Aim of the exercise —
Please transcribe the listing below in full and word for word, without its pictures.

Stored data —
****************************************

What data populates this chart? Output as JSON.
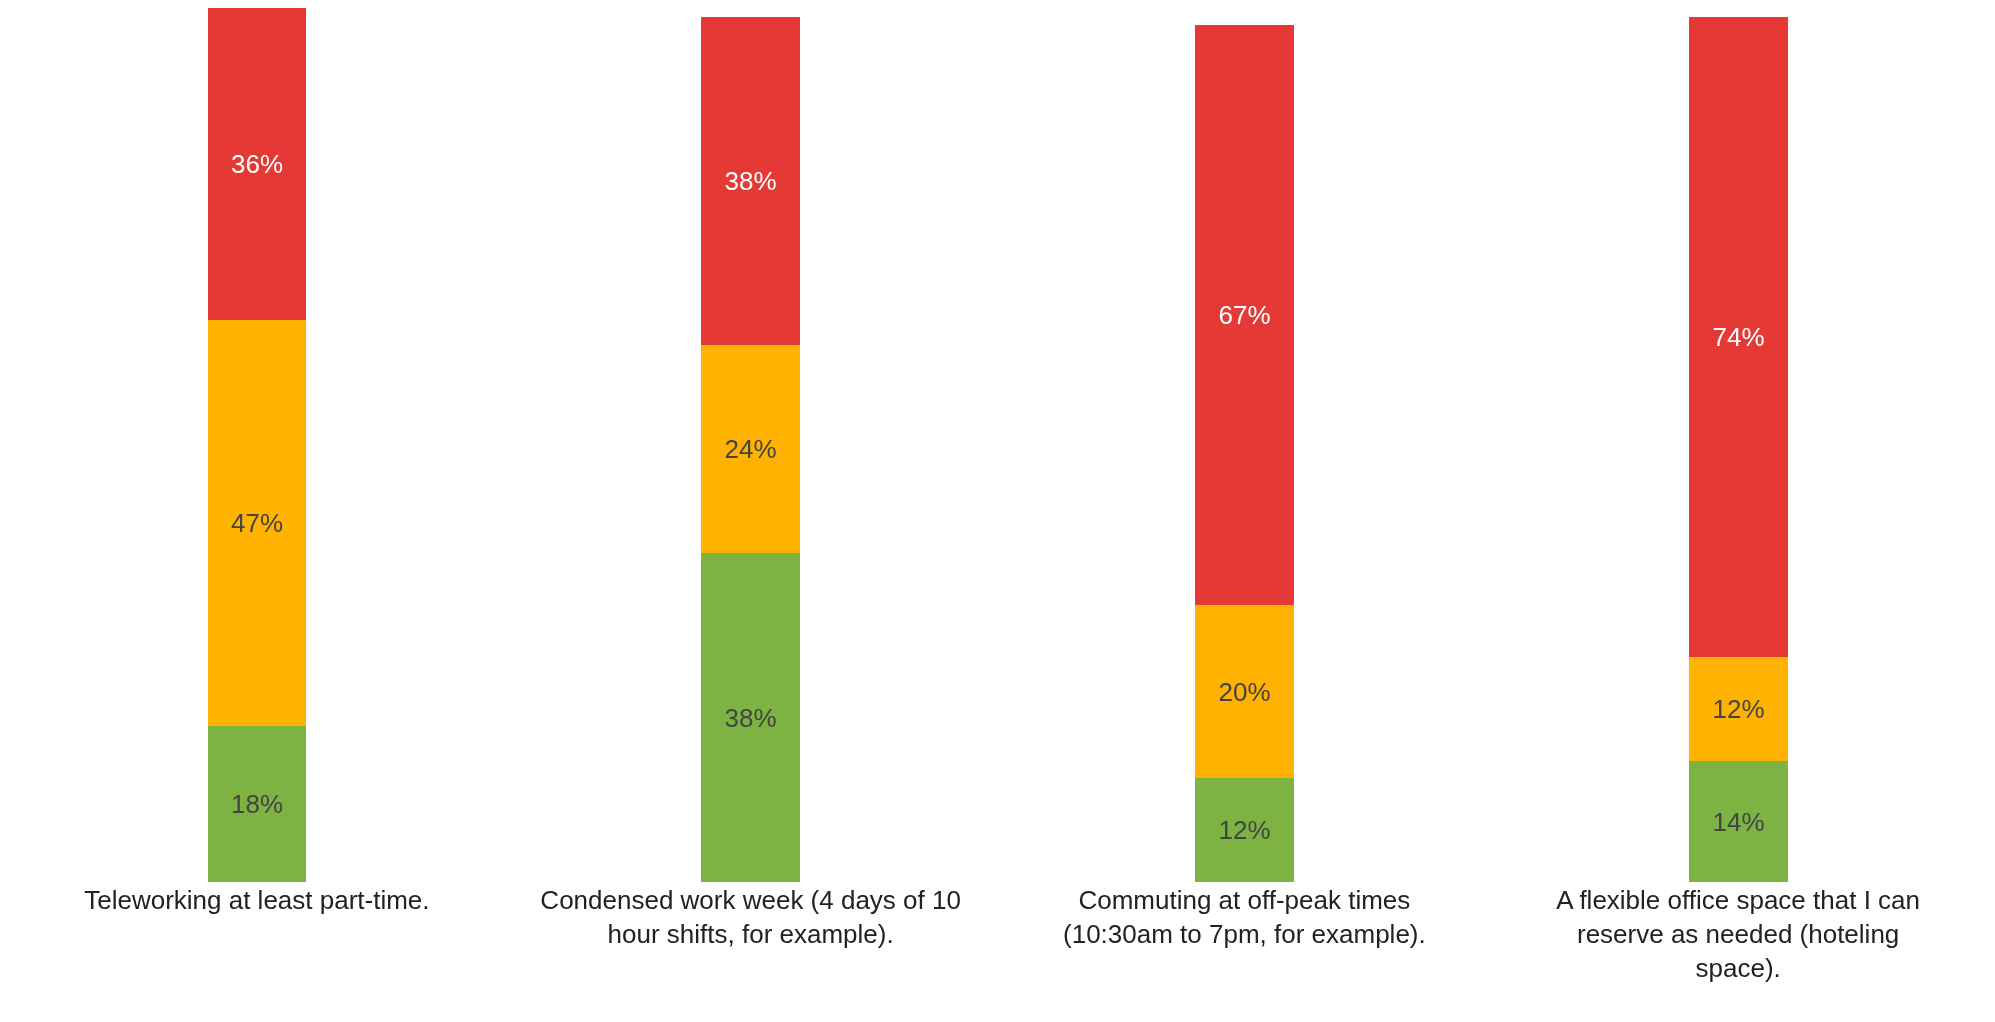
{
  "chart_data": {
    "type": "bar",
    "stacked": true,
    "categories": [
      "Teleworking at least part-time.",
      "Condensed work week (4 days of 10 hour shifts, for example).",
      "Commuting at off-peak times (10:30am to 7pm, for example).",
      "A flexible office space that I can reserve as needed (hoteling space)."
    ],
    "series": [
      {
        "color": "#7cb342",
        "values": [
          18,
          38,
          12,
          14
        ],
        "value_labels": [
          "18%",
          "38%",
          "12%",
          "14%"
        ]
      },
      {
        "color": "#ffb300",
        "values": [
          47,
          24,
          20,
          12
        ],
        "value_labels": [
          "47%",
          "24%",
          "20%",
          "12%"
        ]
      },
      {
        "color": "#e53935",
        "values": [
          36,
          38,
          67,
          74
        ],
        "value_labels": [
          "36%",
          "38%",
          "67%",
          "74%"
        ]
      }
    ]
  }
}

****************************************

Result below —
What data populates this chart? Output as JSON.
{
  "chart_data": {
    "type": "bar",
    "stacked": true,
    "categories": [
      "Teleworking at least part-time.",
      "Condensed work week (4 days of 10 hour shifts, for example).",
      "Commuting at off-peak times (10:30am to 7pm, for example).",
      "A flexible office space that I can reserve as needed (hoteling space)."
    ],
    "series": [
      {
        "color": "#7cb342",
        "values": [
          18,
          38,
          12,
          14
        ],
        "value_labels": [
          "18%",
          "38%",
          "12%",
          "14%"
        ]
      },
      {
        "color": "#ffb300",
        "values": [
          47,
          24,
          20,
          12
        ],
        "value_labels": [
          "47%",
          "24%",
          "20%",
          "12%"
        ]
      },
      {
        "color": "#e53935",
        "values": [
          36,
          38,
          67,
          74
        ],
        "value_labels": [
          "36%",
          "38%",
          "67%",
          "74%"
        ]
      }
    ]
  }
}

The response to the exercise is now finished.